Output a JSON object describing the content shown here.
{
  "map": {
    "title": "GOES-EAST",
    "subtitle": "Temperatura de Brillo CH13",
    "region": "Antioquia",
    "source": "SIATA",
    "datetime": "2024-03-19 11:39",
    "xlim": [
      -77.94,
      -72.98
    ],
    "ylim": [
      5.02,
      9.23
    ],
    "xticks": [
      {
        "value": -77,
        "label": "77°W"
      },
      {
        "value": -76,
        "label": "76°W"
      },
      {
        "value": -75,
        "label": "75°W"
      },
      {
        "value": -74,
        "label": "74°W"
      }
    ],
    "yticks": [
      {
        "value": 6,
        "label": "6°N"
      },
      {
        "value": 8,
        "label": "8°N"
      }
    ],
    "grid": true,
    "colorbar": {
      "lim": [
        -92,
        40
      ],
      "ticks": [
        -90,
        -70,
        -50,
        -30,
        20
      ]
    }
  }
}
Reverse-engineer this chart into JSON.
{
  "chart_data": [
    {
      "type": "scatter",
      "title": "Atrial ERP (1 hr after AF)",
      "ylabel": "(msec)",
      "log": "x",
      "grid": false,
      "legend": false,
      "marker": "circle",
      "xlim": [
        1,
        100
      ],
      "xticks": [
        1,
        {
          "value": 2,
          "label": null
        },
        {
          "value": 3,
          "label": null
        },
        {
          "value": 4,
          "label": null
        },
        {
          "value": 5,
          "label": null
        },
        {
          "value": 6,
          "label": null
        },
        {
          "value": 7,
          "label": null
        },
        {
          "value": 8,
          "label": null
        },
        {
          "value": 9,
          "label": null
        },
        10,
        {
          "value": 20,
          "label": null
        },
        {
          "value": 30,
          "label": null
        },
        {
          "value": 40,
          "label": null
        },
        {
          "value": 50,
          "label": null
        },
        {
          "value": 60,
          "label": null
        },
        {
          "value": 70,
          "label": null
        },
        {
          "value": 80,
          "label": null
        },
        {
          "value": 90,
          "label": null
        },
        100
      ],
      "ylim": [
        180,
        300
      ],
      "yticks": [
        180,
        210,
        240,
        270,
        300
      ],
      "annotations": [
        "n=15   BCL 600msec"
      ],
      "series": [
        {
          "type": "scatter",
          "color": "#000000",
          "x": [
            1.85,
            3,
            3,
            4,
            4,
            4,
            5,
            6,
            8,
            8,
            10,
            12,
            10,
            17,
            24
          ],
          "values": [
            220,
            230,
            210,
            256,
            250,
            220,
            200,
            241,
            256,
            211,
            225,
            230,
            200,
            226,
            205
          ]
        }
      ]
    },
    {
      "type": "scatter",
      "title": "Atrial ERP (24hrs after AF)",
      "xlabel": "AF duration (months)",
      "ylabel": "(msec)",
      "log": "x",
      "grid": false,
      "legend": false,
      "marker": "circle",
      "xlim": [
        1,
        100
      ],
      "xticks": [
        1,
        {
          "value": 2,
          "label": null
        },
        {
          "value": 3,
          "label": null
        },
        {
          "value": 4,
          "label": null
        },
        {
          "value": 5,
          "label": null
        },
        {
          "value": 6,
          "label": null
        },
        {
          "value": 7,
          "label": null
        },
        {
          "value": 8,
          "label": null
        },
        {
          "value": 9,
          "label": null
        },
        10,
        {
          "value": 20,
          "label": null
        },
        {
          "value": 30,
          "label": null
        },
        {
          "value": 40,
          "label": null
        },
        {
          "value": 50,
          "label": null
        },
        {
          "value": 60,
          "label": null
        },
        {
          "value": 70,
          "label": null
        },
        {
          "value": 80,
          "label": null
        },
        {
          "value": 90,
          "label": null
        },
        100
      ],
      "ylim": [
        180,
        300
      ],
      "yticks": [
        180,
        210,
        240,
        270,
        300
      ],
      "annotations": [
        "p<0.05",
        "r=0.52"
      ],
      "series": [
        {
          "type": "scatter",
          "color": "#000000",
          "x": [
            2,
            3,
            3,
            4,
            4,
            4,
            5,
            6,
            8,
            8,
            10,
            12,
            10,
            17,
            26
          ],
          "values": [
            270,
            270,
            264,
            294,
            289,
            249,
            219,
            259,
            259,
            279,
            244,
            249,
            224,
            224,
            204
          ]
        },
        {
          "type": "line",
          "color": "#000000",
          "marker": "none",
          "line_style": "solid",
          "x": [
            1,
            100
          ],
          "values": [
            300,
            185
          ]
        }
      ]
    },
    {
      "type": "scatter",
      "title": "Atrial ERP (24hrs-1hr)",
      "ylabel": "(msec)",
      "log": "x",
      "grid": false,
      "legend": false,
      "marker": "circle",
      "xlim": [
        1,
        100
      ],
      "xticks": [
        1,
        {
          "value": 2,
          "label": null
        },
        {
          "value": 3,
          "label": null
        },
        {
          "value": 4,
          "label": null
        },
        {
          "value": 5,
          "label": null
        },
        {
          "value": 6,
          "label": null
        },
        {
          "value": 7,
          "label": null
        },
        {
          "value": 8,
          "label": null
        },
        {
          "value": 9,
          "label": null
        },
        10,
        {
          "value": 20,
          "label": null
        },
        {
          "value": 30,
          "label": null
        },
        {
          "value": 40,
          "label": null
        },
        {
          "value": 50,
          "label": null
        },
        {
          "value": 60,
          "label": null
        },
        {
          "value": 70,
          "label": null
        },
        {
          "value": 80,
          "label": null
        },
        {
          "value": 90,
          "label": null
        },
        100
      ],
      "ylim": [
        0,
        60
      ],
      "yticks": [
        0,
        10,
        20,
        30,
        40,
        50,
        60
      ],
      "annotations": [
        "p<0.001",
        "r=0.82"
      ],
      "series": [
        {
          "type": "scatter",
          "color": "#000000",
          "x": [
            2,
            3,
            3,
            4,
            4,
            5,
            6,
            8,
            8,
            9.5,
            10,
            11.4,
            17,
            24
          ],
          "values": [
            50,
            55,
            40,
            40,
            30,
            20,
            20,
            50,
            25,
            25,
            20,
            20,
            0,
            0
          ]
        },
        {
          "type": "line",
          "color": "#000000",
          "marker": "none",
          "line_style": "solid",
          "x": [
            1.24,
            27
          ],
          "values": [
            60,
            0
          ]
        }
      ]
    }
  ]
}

═══

→ **DIRECTION**:
Give the number of lines in the material above that have the word "after" in them, and nothing more.

→ **RESULT**:
2